# EXERCISE GOAL
Note each line that includes the word "document". Copy those lines.
===============
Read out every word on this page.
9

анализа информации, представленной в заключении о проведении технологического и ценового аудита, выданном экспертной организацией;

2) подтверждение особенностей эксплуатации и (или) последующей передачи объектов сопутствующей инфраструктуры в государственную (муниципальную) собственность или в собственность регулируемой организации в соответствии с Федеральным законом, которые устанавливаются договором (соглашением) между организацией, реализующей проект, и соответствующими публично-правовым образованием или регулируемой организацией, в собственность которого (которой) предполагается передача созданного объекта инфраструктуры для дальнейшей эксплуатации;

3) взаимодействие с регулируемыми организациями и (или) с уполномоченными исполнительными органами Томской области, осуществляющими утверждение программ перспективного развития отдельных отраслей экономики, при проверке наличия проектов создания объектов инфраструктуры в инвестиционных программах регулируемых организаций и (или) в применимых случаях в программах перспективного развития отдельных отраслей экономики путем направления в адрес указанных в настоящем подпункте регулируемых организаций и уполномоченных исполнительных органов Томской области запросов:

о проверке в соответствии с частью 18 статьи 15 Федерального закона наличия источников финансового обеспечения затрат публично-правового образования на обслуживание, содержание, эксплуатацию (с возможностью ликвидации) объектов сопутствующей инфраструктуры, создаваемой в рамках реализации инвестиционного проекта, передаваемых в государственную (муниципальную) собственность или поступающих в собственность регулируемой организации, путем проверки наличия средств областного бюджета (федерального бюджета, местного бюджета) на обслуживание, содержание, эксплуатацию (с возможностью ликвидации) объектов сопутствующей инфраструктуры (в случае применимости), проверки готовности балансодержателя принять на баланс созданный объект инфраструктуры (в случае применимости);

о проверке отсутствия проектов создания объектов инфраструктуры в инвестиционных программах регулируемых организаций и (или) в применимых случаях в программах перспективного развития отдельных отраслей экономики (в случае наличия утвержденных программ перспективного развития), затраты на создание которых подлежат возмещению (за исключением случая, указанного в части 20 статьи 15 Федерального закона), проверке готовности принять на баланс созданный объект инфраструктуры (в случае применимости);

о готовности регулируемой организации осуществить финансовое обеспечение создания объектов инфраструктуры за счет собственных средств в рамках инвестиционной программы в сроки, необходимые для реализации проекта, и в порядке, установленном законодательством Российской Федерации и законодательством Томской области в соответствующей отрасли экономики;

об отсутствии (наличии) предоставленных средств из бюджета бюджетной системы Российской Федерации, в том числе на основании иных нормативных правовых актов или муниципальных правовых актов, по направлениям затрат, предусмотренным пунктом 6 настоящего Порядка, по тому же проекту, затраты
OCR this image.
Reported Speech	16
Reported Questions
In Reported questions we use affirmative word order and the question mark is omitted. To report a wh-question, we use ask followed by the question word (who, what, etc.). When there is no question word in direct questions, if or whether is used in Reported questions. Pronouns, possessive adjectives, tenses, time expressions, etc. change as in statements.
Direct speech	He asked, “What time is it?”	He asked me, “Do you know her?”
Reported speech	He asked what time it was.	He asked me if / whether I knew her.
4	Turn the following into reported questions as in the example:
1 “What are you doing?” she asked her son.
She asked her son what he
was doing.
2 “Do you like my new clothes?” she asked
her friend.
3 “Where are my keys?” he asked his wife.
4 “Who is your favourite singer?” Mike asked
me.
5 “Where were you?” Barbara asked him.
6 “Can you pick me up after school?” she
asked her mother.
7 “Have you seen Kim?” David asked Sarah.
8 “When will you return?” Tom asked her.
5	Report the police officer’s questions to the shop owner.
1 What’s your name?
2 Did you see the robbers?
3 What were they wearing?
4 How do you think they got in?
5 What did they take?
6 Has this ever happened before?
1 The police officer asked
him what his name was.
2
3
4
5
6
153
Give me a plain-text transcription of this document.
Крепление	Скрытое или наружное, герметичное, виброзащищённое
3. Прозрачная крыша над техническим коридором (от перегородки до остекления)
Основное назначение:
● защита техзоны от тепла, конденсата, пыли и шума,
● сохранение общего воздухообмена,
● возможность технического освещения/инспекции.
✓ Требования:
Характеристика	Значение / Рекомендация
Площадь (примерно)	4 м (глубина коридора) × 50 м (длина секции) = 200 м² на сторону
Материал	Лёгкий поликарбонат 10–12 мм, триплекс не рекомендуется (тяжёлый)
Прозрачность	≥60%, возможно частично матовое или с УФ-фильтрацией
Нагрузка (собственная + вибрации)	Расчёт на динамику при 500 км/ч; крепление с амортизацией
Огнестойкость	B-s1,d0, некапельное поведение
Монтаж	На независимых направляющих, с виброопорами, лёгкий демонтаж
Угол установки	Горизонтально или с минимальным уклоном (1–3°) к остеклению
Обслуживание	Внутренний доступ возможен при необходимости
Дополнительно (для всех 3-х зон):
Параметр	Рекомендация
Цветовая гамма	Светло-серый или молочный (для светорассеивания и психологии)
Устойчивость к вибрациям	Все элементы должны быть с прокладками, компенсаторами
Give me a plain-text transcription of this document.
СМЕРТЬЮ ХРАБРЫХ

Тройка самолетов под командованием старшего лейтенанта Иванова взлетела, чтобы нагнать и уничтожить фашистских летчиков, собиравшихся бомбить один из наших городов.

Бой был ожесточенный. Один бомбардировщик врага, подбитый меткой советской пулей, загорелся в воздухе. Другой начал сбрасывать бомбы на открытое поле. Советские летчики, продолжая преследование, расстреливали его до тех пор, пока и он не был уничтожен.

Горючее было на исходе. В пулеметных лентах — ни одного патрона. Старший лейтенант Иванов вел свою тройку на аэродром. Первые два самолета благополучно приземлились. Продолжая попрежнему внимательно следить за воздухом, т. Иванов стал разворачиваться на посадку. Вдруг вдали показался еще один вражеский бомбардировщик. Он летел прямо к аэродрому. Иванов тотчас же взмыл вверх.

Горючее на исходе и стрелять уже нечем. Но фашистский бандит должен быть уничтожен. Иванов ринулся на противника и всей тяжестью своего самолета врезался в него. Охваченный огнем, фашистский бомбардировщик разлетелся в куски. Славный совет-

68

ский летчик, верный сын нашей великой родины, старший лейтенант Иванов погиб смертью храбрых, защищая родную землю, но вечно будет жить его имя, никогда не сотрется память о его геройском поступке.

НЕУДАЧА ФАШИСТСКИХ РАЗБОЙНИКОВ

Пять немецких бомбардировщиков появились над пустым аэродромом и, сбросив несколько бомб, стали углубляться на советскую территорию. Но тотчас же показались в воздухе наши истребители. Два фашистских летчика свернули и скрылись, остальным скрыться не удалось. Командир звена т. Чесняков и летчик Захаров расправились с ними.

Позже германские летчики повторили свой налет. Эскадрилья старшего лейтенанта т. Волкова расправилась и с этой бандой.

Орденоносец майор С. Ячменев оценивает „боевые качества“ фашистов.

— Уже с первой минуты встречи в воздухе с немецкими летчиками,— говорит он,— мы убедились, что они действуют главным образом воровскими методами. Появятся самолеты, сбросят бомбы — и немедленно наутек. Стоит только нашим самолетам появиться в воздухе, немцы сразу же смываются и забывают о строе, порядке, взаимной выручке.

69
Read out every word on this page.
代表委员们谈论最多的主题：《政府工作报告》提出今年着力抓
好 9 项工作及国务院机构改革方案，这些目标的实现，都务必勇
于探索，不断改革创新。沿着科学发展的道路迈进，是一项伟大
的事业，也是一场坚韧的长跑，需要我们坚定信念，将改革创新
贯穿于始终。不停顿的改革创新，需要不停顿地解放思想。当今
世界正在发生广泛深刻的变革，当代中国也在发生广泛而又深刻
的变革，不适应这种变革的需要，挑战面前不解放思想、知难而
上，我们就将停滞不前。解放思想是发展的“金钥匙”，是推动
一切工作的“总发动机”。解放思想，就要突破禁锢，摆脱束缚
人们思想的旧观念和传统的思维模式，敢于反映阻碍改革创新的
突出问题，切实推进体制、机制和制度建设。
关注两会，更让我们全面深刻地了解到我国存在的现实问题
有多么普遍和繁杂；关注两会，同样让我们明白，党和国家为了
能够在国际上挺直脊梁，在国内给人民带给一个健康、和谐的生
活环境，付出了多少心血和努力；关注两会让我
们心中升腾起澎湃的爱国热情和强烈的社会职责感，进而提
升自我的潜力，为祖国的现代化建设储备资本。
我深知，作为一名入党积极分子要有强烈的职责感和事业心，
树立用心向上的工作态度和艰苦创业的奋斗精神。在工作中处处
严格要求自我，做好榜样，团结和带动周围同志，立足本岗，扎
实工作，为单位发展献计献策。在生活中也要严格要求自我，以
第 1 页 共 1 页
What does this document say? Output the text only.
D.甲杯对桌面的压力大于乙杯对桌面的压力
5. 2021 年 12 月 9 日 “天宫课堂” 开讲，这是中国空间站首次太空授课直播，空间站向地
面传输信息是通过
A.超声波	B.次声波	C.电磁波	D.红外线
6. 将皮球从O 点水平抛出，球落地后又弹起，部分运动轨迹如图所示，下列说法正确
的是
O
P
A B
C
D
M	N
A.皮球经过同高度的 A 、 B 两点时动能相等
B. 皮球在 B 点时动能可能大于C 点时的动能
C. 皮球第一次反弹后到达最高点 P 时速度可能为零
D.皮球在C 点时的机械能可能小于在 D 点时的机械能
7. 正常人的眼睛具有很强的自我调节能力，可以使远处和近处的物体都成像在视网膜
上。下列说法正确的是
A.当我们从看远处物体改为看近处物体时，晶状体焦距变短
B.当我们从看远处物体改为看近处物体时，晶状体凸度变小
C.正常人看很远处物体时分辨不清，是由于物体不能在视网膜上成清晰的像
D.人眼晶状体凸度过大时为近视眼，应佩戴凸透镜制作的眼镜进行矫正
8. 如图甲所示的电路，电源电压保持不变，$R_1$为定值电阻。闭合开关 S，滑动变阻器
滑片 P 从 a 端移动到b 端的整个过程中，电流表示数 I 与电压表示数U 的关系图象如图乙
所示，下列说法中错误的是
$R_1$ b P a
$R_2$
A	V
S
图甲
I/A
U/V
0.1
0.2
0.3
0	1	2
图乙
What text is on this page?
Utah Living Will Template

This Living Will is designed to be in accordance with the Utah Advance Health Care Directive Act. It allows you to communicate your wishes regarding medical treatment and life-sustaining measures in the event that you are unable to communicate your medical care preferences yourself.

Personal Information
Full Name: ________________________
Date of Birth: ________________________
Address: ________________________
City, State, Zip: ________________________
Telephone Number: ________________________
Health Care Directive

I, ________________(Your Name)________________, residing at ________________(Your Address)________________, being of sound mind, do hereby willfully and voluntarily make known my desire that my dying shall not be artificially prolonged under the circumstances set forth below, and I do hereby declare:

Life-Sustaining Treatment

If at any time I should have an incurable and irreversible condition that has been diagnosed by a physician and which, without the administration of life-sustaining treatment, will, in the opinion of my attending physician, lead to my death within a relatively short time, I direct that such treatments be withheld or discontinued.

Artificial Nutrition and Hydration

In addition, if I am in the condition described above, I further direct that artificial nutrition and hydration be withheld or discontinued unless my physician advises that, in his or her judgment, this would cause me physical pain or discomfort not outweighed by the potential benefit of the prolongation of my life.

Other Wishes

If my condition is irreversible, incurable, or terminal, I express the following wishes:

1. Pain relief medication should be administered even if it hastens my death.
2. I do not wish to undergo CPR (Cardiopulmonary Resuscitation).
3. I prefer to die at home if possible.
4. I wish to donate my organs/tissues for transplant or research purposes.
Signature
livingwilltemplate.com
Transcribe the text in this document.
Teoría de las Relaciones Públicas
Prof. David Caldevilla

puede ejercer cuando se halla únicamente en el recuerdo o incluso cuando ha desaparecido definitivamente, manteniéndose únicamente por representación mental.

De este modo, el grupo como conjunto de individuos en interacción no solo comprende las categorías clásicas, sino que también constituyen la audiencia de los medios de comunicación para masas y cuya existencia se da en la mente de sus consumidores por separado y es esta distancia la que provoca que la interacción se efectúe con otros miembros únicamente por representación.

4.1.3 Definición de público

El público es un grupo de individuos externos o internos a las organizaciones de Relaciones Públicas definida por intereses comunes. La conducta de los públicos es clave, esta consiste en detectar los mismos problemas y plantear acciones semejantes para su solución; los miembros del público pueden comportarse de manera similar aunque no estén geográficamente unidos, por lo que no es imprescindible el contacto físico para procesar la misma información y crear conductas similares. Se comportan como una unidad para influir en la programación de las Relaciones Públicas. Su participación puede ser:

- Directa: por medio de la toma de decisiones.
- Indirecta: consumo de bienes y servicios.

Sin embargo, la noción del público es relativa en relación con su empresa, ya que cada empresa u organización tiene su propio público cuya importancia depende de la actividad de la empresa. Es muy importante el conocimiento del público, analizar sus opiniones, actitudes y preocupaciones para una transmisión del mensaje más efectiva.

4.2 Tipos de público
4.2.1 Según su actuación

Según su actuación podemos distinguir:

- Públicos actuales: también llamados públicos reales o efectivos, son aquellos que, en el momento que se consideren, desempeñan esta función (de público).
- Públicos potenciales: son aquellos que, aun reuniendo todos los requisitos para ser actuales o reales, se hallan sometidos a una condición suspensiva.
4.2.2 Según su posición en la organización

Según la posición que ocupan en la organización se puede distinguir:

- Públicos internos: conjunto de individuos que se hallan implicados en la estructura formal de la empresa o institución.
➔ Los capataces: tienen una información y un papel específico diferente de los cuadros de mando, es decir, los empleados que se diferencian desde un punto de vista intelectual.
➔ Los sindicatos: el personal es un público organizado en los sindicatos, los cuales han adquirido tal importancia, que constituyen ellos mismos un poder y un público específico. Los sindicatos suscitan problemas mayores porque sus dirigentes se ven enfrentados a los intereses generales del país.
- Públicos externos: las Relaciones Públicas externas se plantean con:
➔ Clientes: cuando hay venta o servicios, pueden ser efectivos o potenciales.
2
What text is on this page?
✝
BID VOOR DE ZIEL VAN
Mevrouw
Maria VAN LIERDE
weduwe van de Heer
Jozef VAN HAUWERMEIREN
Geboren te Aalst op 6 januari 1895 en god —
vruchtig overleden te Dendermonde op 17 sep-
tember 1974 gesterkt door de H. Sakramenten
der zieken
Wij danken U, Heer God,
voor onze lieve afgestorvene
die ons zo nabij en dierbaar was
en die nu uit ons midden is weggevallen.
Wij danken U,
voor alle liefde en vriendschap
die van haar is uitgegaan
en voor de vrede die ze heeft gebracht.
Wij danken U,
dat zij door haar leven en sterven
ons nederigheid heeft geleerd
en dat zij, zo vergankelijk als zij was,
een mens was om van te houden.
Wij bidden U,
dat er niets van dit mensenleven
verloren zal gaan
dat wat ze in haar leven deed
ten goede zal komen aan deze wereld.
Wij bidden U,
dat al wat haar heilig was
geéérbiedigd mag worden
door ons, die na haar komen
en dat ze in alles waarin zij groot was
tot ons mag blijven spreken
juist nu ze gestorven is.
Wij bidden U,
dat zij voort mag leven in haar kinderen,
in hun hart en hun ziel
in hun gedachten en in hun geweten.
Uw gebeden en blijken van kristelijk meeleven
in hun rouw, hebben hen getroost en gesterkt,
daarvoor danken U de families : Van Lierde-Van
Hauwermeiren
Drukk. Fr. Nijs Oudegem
===============
# WRITTEN ANSWER
Give me a plain-text transcription of this document.
Give me a plain-text transcription of this document.
What does this document say? Output the text only.
Transcribe the text in this document.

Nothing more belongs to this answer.